Page text.
________________________
There are a fairly large number of constraints, but the ones that are
most useful (for the Intel x86 processor) are the following:
====== ==========================================
*=* output constraint
*g* global (i.e., can be stored anywhere)
*m* in memory
*I* a constant
*a* use eax
*b* use ebx
*c* use ecx
*d* use edx
*S* use esi
*D* use edi
*r* use one of eax, ebx, ecx or edx
*q* use one of eax, ebx, ecx, edx, esi or edi
====== ==========================================
The full set of constraints is described in the gcc and *as*
documentation; note that it is possible to combine certain constraints
in one constraint string.
You specify the association of an output variable with an assembler operand
through the :samp:`%{n}` notation, where *n* is a non-negative
integer. Thus in
.. code-block:: ada
Asm ("pushfl" & LF & HT & -- push flags on stack
"popl %%eax" & LF & HT & -- load eax with flags
"movl %%eax, %0", -- store flags in variable
Outputs => Unsigned_32'Asm_Output ("=g", Flags));
`%0` will be replaced in the expanded code by the appropriate operand,
whatever
the compiler decided for the `Flags` variable.
In general, you may have any number of output variables:
* Count the operands starting at 0; thus `%0`, `%1`, etc.
* Specify the `Outputs` parameter as a parenthesized comma-separated list
of `Asm_Output` attributes
For example:
.. code-block:: ada
Asm ("movl %%eax, %0" & LF & HT &
"movl %%ebx, %1" & LF & HT &
"movl %%ecx, %2",
Outputs => (Unsigned_32'Asm_Output ("=g", Var_A), -- %0 = Var_A
Unsigned_32'Asm_Output ("=g", Var_B), -- %1 = Var_B
Unsigned_32'Asm_Output ("=g", Var_C))); -- %2 = Var_C
where `Var_A`, `Var_B`, and `Var_C` are variables
in the Ada program.
________________________
Structured page parsing data
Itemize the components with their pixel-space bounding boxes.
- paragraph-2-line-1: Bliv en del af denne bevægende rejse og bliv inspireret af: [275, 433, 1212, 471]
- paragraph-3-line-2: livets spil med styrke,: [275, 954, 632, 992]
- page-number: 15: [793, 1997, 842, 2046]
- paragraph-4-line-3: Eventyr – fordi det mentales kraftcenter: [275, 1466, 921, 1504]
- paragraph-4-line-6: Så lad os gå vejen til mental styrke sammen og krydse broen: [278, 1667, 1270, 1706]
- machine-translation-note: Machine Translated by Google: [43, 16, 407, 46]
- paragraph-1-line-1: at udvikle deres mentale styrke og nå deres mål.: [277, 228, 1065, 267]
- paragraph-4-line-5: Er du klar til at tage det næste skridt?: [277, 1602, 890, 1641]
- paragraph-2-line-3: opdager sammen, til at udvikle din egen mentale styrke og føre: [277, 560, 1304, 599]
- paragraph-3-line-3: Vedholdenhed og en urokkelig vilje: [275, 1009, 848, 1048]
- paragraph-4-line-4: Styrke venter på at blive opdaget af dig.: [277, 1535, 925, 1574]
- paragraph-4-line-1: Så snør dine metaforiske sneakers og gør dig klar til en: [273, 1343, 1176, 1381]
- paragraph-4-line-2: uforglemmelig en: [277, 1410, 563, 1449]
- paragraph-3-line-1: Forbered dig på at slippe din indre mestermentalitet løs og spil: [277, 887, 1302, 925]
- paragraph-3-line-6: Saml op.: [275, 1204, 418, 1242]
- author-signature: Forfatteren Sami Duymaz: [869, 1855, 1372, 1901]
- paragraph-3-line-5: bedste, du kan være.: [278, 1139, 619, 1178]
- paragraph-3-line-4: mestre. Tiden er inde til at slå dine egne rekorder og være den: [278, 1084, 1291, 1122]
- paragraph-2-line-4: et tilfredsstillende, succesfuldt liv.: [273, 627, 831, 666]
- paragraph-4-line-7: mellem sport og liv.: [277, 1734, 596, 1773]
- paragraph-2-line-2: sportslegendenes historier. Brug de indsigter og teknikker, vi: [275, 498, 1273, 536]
________________________
Work instructions.
(A) Condense the paragraph of the text on assembler constraints that begins "The full set of constraints is described," keeping its main facts.
(B) Reproduce verbatim the passage of the text on assembler constraints starting with "In general, you" and going on through "the Ada program.".

Expected results.
(A) The gcc and as documentation describe every constraint, and certain constraints can be combined in one constraint string.

(B)
In general, you may have any number of output variables:
* Count the operands starting at 0; thus `%0`, `%1`, etc.
* Specify the `Outputs` parameter as a parenthesized comma-separated list
of `Asm_Output` attributes
For example:
.. code-block:: ada
Asm ("movl %%eax, %0" & LF & HT &
"movl %%ebx, %1" & LF & HT &
"movl %%ecx, %2",
Outputs => (Unsigned_32'Asm_Output ("=g", Var_A), -- %0 = Var_A
Unsigned_32'Asm_Output ("=g", Var_B), -- %1 = Var_B
Unsigned_32'Asm_Output ("=g", Var_C))); -- %2 = Var_C
where `Var_A`, `Var_B`, and `Var_C` are variables
in the Ada program.